──────── PROVIDED DATA ────────

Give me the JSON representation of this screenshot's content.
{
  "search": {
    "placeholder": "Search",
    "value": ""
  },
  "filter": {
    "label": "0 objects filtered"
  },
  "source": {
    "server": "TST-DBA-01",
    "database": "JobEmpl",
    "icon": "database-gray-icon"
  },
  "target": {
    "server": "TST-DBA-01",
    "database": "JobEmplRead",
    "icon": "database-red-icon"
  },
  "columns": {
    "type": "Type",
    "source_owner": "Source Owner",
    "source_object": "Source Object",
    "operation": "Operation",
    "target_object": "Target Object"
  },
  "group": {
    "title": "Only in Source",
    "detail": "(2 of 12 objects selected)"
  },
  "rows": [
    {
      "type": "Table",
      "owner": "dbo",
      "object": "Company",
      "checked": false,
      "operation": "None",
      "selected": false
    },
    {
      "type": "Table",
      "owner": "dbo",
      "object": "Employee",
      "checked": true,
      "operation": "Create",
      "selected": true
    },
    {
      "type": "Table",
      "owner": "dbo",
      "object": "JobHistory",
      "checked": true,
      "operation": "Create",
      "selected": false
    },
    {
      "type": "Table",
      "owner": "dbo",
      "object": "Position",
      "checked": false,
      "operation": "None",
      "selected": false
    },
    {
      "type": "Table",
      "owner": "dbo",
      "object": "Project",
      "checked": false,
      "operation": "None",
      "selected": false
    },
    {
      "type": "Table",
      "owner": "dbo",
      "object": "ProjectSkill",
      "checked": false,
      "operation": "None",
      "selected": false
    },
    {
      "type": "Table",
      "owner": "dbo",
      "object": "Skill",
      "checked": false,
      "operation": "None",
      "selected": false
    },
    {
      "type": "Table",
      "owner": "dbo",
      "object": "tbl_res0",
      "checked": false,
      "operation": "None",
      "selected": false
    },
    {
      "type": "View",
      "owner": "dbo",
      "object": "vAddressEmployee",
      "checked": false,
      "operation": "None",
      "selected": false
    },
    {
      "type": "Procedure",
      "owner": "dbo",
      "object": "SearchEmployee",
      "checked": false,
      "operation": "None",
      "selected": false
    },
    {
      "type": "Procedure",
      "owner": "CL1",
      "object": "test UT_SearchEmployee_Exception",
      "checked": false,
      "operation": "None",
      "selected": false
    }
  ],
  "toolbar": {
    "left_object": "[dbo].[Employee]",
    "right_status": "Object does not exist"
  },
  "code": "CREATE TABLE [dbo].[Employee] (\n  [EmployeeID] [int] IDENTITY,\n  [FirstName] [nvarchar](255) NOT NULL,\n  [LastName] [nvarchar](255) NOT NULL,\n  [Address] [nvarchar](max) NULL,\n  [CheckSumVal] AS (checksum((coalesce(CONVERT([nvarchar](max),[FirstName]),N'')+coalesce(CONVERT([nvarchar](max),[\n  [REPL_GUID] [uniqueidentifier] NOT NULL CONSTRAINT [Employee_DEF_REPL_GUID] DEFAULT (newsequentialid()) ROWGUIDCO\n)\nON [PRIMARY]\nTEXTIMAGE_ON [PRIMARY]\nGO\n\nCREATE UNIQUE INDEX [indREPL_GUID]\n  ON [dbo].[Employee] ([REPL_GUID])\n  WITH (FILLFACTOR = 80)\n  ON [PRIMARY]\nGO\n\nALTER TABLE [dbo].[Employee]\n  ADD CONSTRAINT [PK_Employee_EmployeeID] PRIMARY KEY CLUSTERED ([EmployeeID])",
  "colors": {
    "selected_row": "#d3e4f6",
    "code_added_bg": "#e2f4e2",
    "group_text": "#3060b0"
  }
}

────────

GIVEN INSTRUCTION:
Repeat the material in full, exactly as it stands.

EXERCISE RESULT:
Give me the JSON representation of this screenshot's content.
{
  "search": {
    "placeholder": "Search",
    "value": ""
  },
  "filter": {
    "label": "0 objects filtered"
  },
  "source": {
    "server": "TST-DBA-01",
    "database": "JobEmpl",
    "icon": "database-gray-icon"
  },
  "target": {
    "server": "TST-DBA-01",
    "database": "JobEmplRead",
    "icon": "database-red-icon"
  },
  "columns": {
    "type": "Type",
    "source_owner": "Source Owner",
    "source_object": "Source Object",
    "operation": "Operation",
    "target_object": "Target Object"
  },
  "group": {
    "title": "Only in Source",
    "detail": "(2 of 12 objects selected)"
  },
  "rows": [
    {
      "type": "Table",
      "owner": "dbo",
      "object": "Company",
      "checked": false,
      "operation": "None",
      "selected": false
    },
    {
      "type": "Table",
      "owner": "dbo",
      "object": "Employee",
      "checked": true,
      "operation": "Create",
      "selected": true
    },
    {
      "type": "Table",
      "owner": "dbo",
      "object": "JobHistory",
      "checked": true,
      "operation": "Create",
      "selected": false
    },
    {
      "type": "Table",
      "owner": "dbo",
      "object": "Position",
      "checked": false,
      "operation": "None",
      "selected": false
    },
    {
      "type": "Table",
      "owner": "dbo",
      "object": "Project",
      "checked": false,
      "operation": "None",
      "selected": false
    },
    {
      "type": "Table",
      "owner": "dbo",
      "object": "ProjectSkill",
      "checked": false,
      "operation": "None",
      "selected": false
    },
    {
      "type": "Table",
      "owner": "dbo",
      "object": "Skill",
      "checked": false,
      "operation": "None",
      "selected": false
    },
    {
      "type": "Table",
      "owner": "dbo",
      "object": "tbl_res0",
      "checked": false,
      "operation": "None",
      "selected": false
    },
    {
      "type": "View",
      "owner": "dbo",
      "object": "vAddressEmployee",
      "checked": false,
      "operation": "None",
      "selected": false
    },
    {
      "type": "Procedure",
      "owner": "dbo",
      "object": "SearchEmployee",
      "checked": false,
      "operation": "None",
      "selected": false
    },
    {
      "type": "Procedure",
      "owner": "CL1",
      "object": "test UT_SearchEmployee_Exception",
      "checked": false,
      "operation": "None",
      "selected": false
    }
  ],
  "toolbar": {
    "left_object": "[dbo].[Employee]",
    "right_status": "Object does not exist"
  },
  "code": "CREATE TABLE [dbo].[Employee] (\n  [EmployeeID] [int] IDENTITY,\n  [FirstName] [nvarchar](255) NOT NULL,\n  [LastName] [nvarchar](255) NOT NULL,\n  [Address] [nvarchar](max) NULL,\n  [CheckSumVal] AS (checksum((coalesce(CONVERT([nvarchar](max),[FirstName]),N'')+coalesce(CONVERT([nvarchar](max),[\n  [REPL_GUID] [uniqueidentifier] NOT NULL CONSTRAINT [Employee_DEF_REPL_GUID] DEFAULT (newsequentialid()) ROWGUIDCO\n)\nON [PRIMARY]\nTEXTIMAGE_ON [PRIMARY]\nGO\n\nCREATE UNIQUE INDEX [indREPL_GUID]\n  ON [dbo].[Employee] ([REPL_GUID])\n  WITH (FILLFACTOR = 80)\n  ON [PRIMARY]\nGO\n\nALTER TABLE [dbo].[Employee]\n  ADD CONSTRAINT [PK_Employee_EmployeeID] PRIMARY KEY CLUSTERED ([EmployeeID])",
  "colors": {
    "selected_row": "#d3e4f6",
    "code_added_bg": "#e2f4e2",
    "group_text": "#3060b0"
  }
}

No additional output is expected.